PROBLEM TO WORK ON: Each line of the listing that contains the word "type" is to be copied.

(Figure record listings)
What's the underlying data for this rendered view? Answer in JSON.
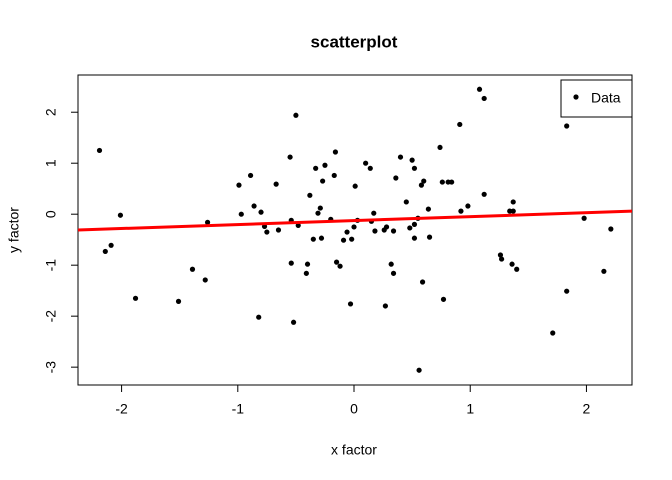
{
  "chart_data": {
    "type": "scatter",
    "title": "scatterplot",
    "x_label": "x factor",
    "y_label": "y factor",
    "xlim": [
      -2.375,
      2.392
    ],
    "ylim": [
      -3.35,
      2.73
    ],
    "xticks": [
      -2,
      -1,
      0,
      1,
      2
    ],
    "yticks": [
      -3,
      -2,
      -1,
      0,
      1,
      2
    ],
    "legend": "topright",
    "series": [
      {
        "name": "Data",
        "color": "#000000",
        "x": [
          -2.19,
          -2.14,
          -2.09,
          -2.01,
          -1.88,
          -1.51,
          -1.39,
          -1.28,
          -1.26,
          -0.99,
          -0.97,
          -0.89,
          -0.86,
          -0.82,
          -0.8,
          -0.77,
          -0.75,
          -0.67,
          -0.65,
          -0.55,
          -0.54,
          -0.54,
          -0.52,
          -0.5,
          -0.48,
          -0.41,
          -0.4,
          -0.38,
          -0.35,
          -0.33,
          -0.31,
          -0.29,
          -0.28,
          -0.27,
          -0.25,
          -0.2,
          -0.17,
          -0.16,
          -0.15,
          -0.12,
          -0.09,
          -0.06,
          -0.03,
          -0.02,
          0.0,
          0.01,
          0.03,
          0.1,
          0.14,
          0.15,
          0.17,
          0.18,
          0.26,
          0.27,
          0.28,
          0.32,
          0.34,
          0.34,
          0.36,
          0.4,
          0.45,
          0.48,
          0.5,
          0.52,
          0.52,
          0.52,
          0.55,
          0.56,
          0.58,
          0.59,
          0.6,
          0.64,
          0.65,
          0.74,
          0.76,
          0.77,
          0.81,
          0.84,
          0.91,
          0.92,
          0.98,
          1.08,
          1.12,
          1.12,
          1.26,
          1.27,
          1.34,
          1.37,
          1.37,
          1.36,
          1.4,
          1.71,
          1.83,
          1.83,
          1.98,
          2.15,
          2.21
        ],
        "values": [
          1.25,
          -0.73,
          -0.61,
          -0.02,
          -1.65,
          -1.71,
          -1.08,
          -1.29,
          -0.16,
          0.57,
          0.0,
          0.76,
          0.16,
          -2.02,
          0.04,
          -0.24,
          -0.35,
          0.59,
          -0.31,
          1.12,
          -0.12,
          -0.96,
          -2.12,
          1.94,
          -0.22,
          -1.16,
          -0.98,
          0.37,
          -0.49,
          0.9,
          0.02,
          0.12,
          -0.47,
          0.65,
          0.96,
          -0.1,
          0.76,
          1.22,
          -0.94,
          -1.02,
          -0.51,
          -0.35,
          -1.76,
          -0.49,
          -0.25,
          0.55,
          -0.12,
          1.0,
          0.9,
          -0.14,
          0.02,
          -0.33,
          -0.31,
          -1.8,
          -0.25,
          -0.98,
          -0.33,
          -1.16,
          0.71,
          1.12,
          0.24,
          -0.27,
          1.06,
          -0.47,
          0.9,
          -0.2,
          -0.08,
          -3.06,
          0.57,
          -1.33,
          0.65,
          0.1,
          -0.45,
          1.31,
          0.63,
          -1.67,
          0.63,
          0.63,
          1.76,
          0.06,
          0.16,
          2.45,
          2.27,
          0.39,
          -0.8,
          -0.88,
          0.06,
          0.06,
          0.24,
          -0.98,
          -1.08,
          -2.33,
          1.73,
          -1.51,
          -0.08,
          -1.12,
          -0.29
        ]
      }
    ],
    "fit": {
      "color": "#ff0000",
      "x": [
        -2.375,
        2.392
      ],
      "values": [
        -0.31,
        0.06
      ]
    }
  }
}
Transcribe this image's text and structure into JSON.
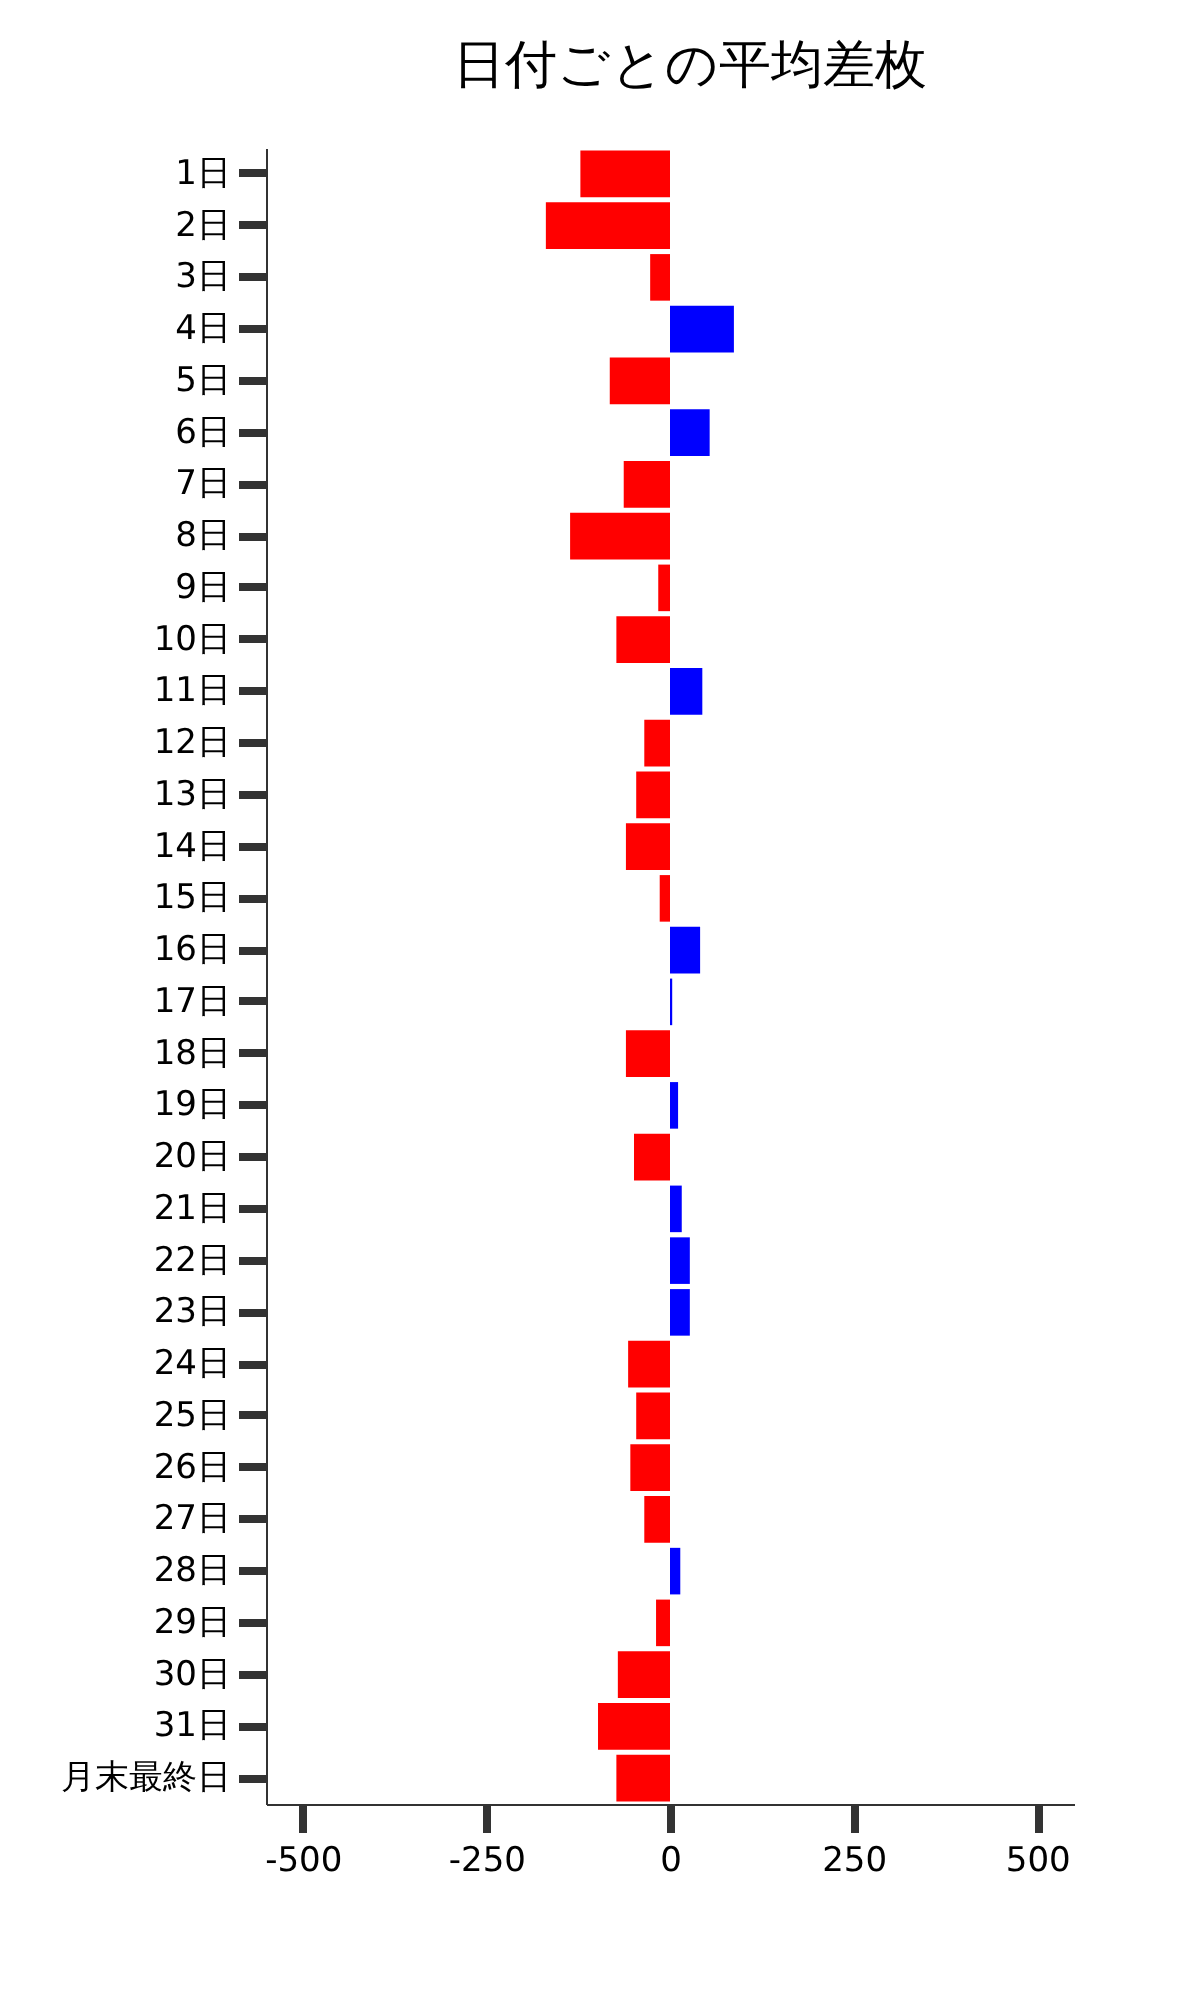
{
  "chart_data": {
    "type": "bar",
    "orientation": "horizontal",
    "title": "日付ごとの平均差枚",
    "categories": [
      "1日",
      "2日",
      "3日",
      "4日",
      "5日",
      "6日",
      "7日",
      "8日",
      "9日",
      "10日",
      "11日",
      "12日",
      "13日",
      "14日",
      "15日",
      "16日",
      "17日",
      "18日",
      "19日",
      "20日",
      "21日",
      "22日",
      "23日",
      "24日",
      "25日",
      "26日",
      "27日",
      "28日",
      "29日",
      "30日",
      "31日",
      "月末最終日"
    ],
    "values": [
      -122,
      -169,
      -27,
      87,
      -82,
      54,
      -63,
      -136,
      -16,
      -73,
      44,
      -35,
      -46,
      -60,
      -14,
      41,
      3,
      -60,
      11,
      -49,
      16,
      27,
      27,
      -57,
      -46,
      -54,
      -35,
      14,
      -19,
      -71,
      -98,
      -73
    ],
    "colors": [
      "#ff0000",
      "#ff0000",
      "#ff0000",
      "#0000ff",
      "#ff0000",
      "#0000ff",
      "#ff0000",
      "#ff0000",
      "#ff0000",
      "#ff0000",
      "#0000ff",
      "#ff0000",
      "#ff0000",
      "#ff0000",
      "#ff0000",
      "#0000ff",
      "#0000ff",
      "#ff0000",
      "#0000ff",
      "#ff0000",
      "#0000ff",
      "#0000ff",
      "#0000ff",
      "#ff0000",
      "#ff0000",
      "#ff0000",
      "#ff0000",
      "#0000ff",
      "#ff0000",
      "#ff0000",
      "#ff0000",
      "#ff0000"
    ],
    "xlim": [
      -550,
      550
    ],
    "xticks": [
      -500,
      -250,
      0,
      250,
      500
    ],
    "grid": false
  }
}
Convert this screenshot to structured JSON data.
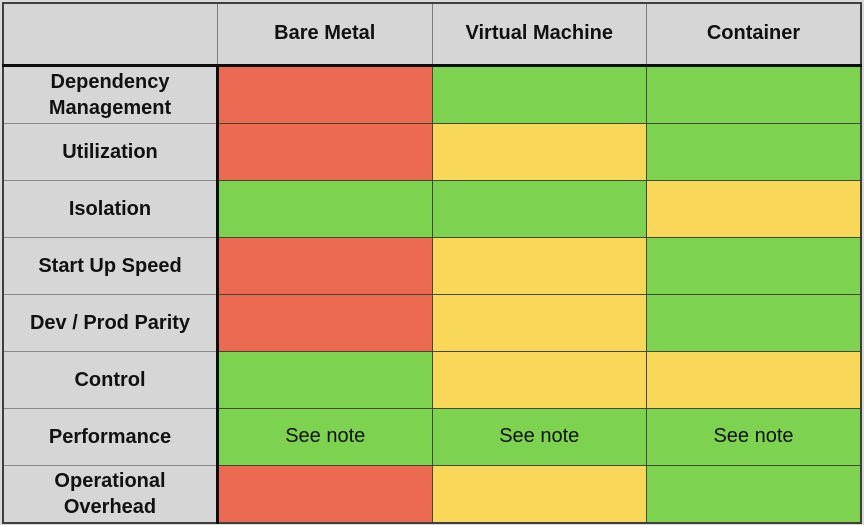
{
  "chart_data": {
    "type": "table",
    "title": "",
    "columns": [
      "",
      "Bare Metal",
      "Virtual Machine",
      "Container"
    ],
    "rows": [
      {
        "label": "Dependency Management",
        "cells": [
          {
            "status": "bad",
            "text": ""
          },
          {
            "status": "good",
            "text": ""
          },
          {
            "status": "good",
            "text": ""
          }
        ]
      },
      {
        "label": "Utilization",
        "cells": [
          {
            "status": "bad",
            "text": ""
          },
          {
            "status": "warn",
            "text": ""
          },
          {
            "status": "good",
            "text": ""
          }
        ]
      },
      {
        "label": "Isolation",
        "cells": [
          {
            "status": "good",
            "text": ""
          },
          {
            "status": "good",
            "text": ""
          },
          {
            "status": "warn",
            "text": ""
          }
        ]
      },
      {
        "label": "Start Up Speed",
        "cells": [
          {
            "status": "bad",
            "text": ""
          },
          {
            "status": "warn",
            "text": ""
          },
          {
            "status": "good",
            "text": ""
          }
        ]
      },
      {
        "label": "Dev / Prod Parity",
        "cells": [
          {
            "status": "bad",
            "text": ""
          },
          {
            "status": "warn",
            "text": ""
          },
          {
            "status": "good",
            "text": ""
          }
        ]
      },
      {
        "label": "Control",
        "cells": [
          {
            "status": "good",
            "text": ""
          },
          {
            "status": "warn",
            "text": ""
          },
          {
            "status": "warn",
            "text": ""
          }
        ]
      },
      {
        "label": "Performance",
        "cells": [
          {
            "status": "good",
            "text": "See note"
          },
          {
            "status": "good",
            "text": "See note"
          },
          {
            "status": "good",
            "text": "See note"
          }
        ]
      },
      {
        "label": "Operational Overhead",
        "cells": [
          {
            "status": "bad",
            "text": ""
          },
          {
            "status": "warn",
            "text": ""
          },
          {
            "status": "good",
            "text": ""
          }
        ]
      }
    ],
    "status_colors": {
      "good": "#7dd250",
      "warn": "#f9d758",
      "bad": "#ec6a52"
    },
    "status_meaning": {
      "good": "green",
      "warn": "yellow",
      "bad": "red"
    },
    "layout": {
      "header_background": "#d6d6d6",
      "label_background": "#d6d6d6",
      "page_background": "#d9d9d9",
      "border_color": "#0d0d0d"
    }
  }
}
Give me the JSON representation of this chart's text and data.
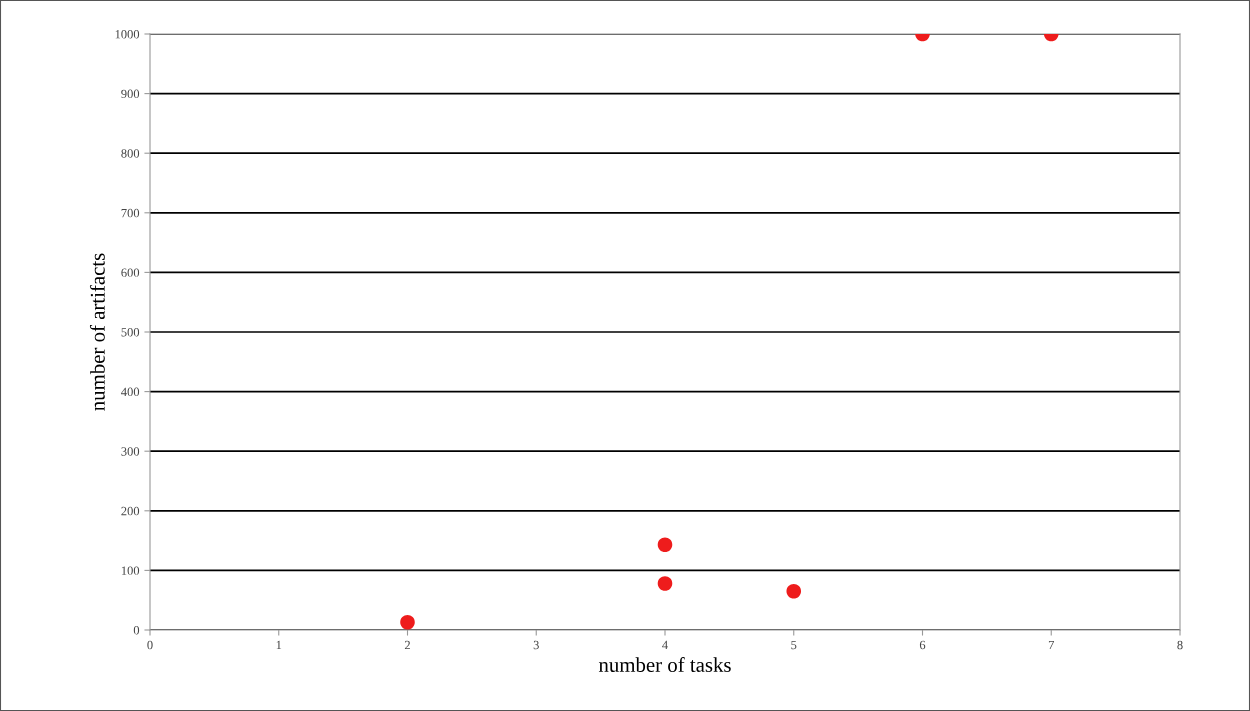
{
  "chart_data": {
    "type": "scatter",
    "xlabel": "number of tasks",
    "ylabel": "number of artifacts",
    "x": [
      2,
      4,
      4,
      5,
      6,
      7
    ],
    "series": [
      {
        "color": "#ee1c1c",
        "values": [
          13,
          143,
          78,
          65,
          1000,
          1000
        ]
      }
    ],
    "xlim": [
      0,
      8
    ],
    "xticks": [
      0,
      1,
      2,
      3,
      4,
      5,
      6,
      7,
      8
    ],
    "ylim": [
      0,
      1000
    ],
    "yticks": [
      0,
      100,
      200,
      300,
      400,
      500,
      600,
      700,
      800,
      900,
      1000
    ],
    "grid": "y",
    "marker": "circle"
  }
}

ANSWER:
    "type": "scatter",
    "type": "bar",
    "type": "table",
    "type": "scatter",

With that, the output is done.